■ Figure record listings
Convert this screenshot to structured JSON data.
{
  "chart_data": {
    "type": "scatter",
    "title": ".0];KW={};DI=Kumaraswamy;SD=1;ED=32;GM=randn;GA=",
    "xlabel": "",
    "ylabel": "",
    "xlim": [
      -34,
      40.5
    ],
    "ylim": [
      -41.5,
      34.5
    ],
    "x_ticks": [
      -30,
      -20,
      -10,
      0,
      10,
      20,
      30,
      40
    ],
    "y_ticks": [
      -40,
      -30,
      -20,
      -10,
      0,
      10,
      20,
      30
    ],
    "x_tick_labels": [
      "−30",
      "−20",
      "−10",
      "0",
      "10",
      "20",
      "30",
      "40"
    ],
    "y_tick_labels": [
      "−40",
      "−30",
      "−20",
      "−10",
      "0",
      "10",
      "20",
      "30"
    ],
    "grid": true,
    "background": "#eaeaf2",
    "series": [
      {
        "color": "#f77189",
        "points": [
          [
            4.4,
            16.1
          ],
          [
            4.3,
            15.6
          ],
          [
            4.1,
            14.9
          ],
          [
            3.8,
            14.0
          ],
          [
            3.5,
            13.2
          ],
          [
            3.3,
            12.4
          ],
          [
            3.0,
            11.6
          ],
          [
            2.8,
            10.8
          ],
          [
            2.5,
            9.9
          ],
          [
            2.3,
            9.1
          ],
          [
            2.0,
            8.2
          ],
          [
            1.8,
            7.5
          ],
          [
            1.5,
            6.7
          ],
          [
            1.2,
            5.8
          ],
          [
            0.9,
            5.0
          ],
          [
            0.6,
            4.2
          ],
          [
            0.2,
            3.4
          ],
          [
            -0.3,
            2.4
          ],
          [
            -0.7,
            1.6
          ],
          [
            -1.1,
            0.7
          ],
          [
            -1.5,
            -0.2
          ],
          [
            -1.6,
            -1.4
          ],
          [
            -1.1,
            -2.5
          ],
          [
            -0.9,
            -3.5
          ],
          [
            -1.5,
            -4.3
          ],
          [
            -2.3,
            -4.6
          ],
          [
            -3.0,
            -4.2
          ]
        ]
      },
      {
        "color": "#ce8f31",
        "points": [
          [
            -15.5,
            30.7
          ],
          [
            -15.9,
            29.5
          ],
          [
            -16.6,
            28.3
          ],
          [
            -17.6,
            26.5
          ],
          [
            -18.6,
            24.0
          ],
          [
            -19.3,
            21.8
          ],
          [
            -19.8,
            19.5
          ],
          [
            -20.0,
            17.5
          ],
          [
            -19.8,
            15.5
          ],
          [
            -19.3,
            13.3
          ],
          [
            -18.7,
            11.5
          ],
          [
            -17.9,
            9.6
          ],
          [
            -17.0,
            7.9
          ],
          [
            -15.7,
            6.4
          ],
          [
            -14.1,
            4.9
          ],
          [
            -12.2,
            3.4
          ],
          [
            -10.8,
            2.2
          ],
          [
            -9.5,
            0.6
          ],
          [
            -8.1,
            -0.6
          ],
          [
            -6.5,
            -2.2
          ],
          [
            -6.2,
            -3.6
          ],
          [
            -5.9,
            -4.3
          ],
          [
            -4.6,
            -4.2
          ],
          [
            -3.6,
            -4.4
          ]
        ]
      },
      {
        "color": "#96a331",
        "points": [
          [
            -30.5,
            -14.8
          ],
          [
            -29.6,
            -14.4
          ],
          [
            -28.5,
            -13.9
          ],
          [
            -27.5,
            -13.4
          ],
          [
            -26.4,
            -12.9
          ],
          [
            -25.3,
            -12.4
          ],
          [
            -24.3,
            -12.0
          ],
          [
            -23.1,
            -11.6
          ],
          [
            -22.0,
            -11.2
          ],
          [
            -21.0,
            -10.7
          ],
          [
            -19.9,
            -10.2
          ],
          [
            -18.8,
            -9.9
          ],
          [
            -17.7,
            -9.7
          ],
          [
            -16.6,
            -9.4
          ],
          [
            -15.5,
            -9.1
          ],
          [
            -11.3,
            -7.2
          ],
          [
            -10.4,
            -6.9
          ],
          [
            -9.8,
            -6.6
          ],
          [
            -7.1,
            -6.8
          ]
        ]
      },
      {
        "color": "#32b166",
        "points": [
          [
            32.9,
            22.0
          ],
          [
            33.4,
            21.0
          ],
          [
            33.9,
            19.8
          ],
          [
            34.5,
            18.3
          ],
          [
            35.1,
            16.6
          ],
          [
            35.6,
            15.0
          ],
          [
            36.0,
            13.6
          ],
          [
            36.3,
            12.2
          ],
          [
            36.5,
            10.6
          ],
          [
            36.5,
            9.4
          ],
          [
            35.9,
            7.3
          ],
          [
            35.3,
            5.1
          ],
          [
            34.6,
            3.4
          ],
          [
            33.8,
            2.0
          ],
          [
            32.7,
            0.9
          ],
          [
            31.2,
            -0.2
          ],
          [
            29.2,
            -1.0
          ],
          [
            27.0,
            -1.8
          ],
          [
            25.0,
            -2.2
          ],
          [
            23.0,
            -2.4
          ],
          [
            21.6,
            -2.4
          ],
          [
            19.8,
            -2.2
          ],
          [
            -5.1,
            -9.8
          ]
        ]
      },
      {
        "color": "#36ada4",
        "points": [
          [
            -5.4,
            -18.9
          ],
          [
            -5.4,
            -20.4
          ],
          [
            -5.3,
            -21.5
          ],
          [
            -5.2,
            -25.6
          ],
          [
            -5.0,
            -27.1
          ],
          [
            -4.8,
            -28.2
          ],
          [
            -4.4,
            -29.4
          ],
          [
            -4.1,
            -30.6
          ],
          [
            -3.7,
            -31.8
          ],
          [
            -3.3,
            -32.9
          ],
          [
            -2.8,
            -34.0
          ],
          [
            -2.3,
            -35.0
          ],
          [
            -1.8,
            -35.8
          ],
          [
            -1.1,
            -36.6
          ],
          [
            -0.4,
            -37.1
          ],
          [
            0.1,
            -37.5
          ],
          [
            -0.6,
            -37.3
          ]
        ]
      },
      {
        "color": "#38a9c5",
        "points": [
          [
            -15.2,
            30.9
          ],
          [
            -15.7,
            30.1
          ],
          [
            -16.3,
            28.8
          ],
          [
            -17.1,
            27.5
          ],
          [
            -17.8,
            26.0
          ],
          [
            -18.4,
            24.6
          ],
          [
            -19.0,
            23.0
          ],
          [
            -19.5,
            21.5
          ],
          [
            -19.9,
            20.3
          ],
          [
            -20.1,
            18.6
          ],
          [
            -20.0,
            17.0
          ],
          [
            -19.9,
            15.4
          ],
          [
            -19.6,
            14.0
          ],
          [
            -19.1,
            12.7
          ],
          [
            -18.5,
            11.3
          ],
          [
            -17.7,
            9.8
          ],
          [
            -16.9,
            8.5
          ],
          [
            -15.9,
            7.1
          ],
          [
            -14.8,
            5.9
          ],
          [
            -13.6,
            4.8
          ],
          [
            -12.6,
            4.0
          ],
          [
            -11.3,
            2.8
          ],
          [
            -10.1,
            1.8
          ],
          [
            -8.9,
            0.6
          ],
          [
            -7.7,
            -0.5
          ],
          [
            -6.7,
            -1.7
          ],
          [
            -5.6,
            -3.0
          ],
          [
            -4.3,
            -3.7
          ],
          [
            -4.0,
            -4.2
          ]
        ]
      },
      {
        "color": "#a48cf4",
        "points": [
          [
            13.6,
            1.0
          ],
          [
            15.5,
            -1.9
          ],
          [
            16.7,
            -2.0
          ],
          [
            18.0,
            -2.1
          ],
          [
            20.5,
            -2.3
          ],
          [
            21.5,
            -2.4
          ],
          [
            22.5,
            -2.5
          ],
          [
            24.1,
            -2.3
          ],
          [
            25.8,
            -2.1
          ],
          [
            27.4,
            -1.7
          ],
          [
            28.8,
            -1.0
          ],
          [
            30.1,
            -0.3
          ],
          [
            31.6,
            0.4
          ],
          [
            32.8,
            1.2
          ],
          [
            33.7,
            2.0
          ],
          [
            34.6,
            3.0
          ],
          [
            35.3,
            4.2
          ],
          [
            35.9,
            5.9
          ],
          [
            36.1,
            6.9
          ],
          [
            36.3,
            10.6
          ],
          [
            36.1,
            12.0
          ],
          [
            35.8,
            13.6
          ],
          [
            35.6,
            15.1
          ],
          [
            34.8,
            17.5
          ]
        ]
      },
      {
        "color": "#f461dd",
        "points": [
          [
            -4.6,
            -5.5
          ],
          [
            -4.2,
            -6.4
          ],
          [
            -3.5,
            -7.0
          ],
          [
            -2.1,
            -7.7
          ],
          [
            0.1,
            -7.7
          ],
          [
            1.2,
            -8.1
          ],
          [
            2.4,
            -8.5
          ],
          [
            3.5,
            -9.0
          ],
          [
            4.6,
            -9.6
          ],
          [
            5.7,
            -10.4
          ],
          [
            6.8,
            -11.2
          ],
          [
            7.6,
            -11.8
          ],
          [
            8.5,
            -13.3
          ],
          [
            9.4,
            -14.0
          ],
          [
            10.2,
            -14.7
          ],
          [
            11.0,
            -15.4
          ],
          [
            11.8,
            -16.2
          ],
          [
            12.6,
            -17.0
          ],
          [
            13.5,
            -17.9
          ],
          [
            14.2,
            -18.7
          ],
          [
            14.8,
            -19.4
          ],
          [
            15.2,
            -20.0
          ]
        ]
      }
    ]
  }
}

■ WHAT THIS TASK INVOLVES
Pick out, from the lines above, every one that contains the string "color".

■ RESPONSE BELOW
        "color": "#f77189",
        "color": "#ce8f31",
        "color": "#96a331",
        "color": "#32b166",
        "color": "#36ada4",
        "color": "#38a9c5",
        "color": "#a48cf4",
        "color": "#f461dd",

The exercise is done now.